▽
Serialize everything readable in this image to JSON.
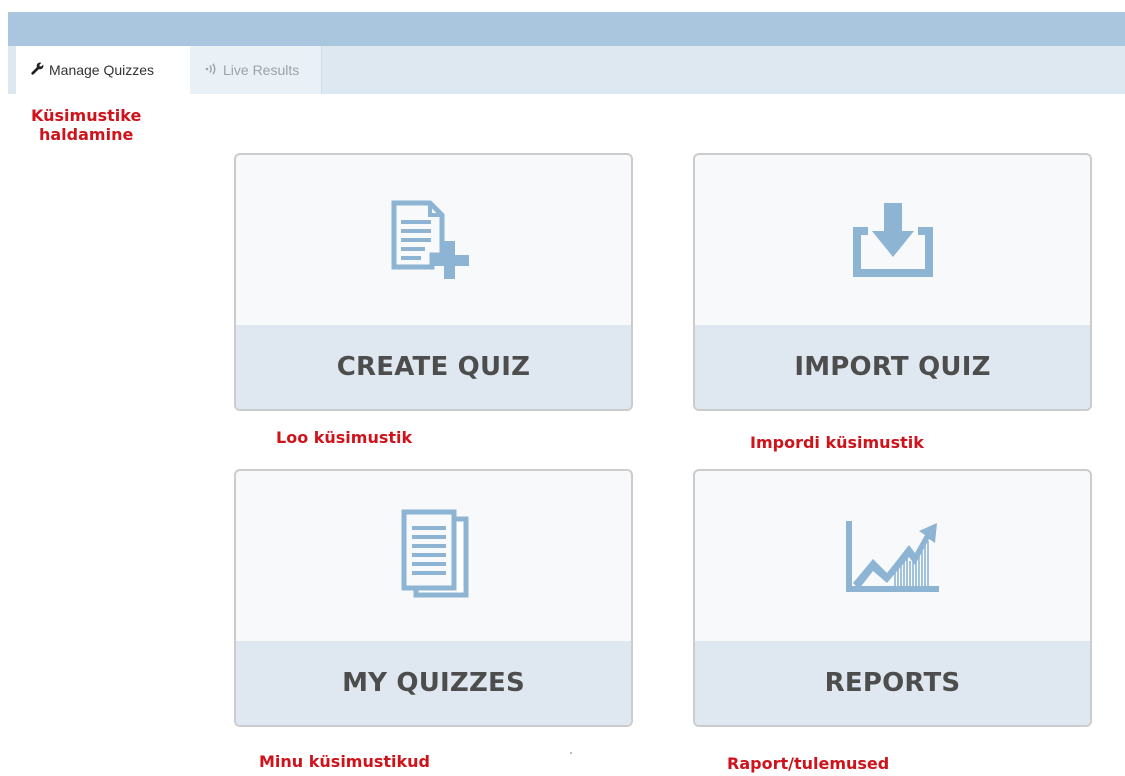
{
  "tabs": [
    {
      "label": "Manage Quizzes",
      "icon": "wrench-icon",
      "active": true
    },
    {
      "label": "Live Results",
      "icon": "broadcast-icon",
      "active": false
    }
  ],
  "annotations": {
    "header_line1": "Küsimustike",
    "header_line2": "haldamine",
    "create": "Loo küsimustik",
    "import": "Impordi küsimustik",
    "my_quizzes": "Minu küsimustikud",
    "reports": "Raport/tulemused"
  },
  "cards": {
    "create": {
      "label": "CREATE QUIZ",
      "icon": "document-plus-icon"
    },
    "import": {
      "label": "IMPORT QUIZ",
      "icon": "download-tray-icon"
    },
    "my_quizzes": {
      "label": "MY QUIZZES",
      "icon": "documents-stack-icon"
    },
    "reports": {
      "label": "REPORTS",
      "icon": "trend-chart-icon"
    }
  },
  "colors": {
    "annotation": "#d0131b",
    "icon_blue": "#8eb4d4",
    "top_bar": "#a9c6de",
    "tab_bar": "#dde8f1",
    "card_label_bg": "#dfe8f0",
    "card_text": "#4d4d4d"
  }
}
△
> [Task details] Word for word, quote the full listing, omitting every picture.

> [Result]
Serialize everything readable in this image to JSON.
{
  "tabs": [
    {
      "label": "Manage Quizzes",
      "icon": "wrench-icon",
      "active": true
    },
    {
      "label": "Live Results",
      "icon": "broadcast-icon",
      "active": false
    }
  ],
  "annotations": {
    "header_line1": "Küsimustike",
    "header_line2": "haldamine",
    "create": "Loo küsimustik",
    "import": "Impordi küsimustik",
    "my_quizzes": "Minu küsimustikud",
    "reports": "Raport/tulemused"
  },
  "cards": {
    "create": {
      "label": "CREATE QUIZ",
      "icon": "document-plus-icon"
    },
    "import": {
      "label": "IMPORT QUIZ",
      "icon": "download-tray-icon"
    },
    "my_quizzes": {
      "label": "MY QUIZZES",
      "icon": "documents-stack-icon"
    },
    "reports": {
      "label": "REPORTS",
      "icon": "trend-chart-icon"
    }
  },
  "colors": {
    "annotation": "#d0131b",
    "icon_blue": "#8eb4d4",
    "top_bar": "#a9c6de",
    "tab_bar": "#dde8f1",
    "card_label_bg": "#dfe8f0",
    "card_text": "#4d4d4d"
  }
}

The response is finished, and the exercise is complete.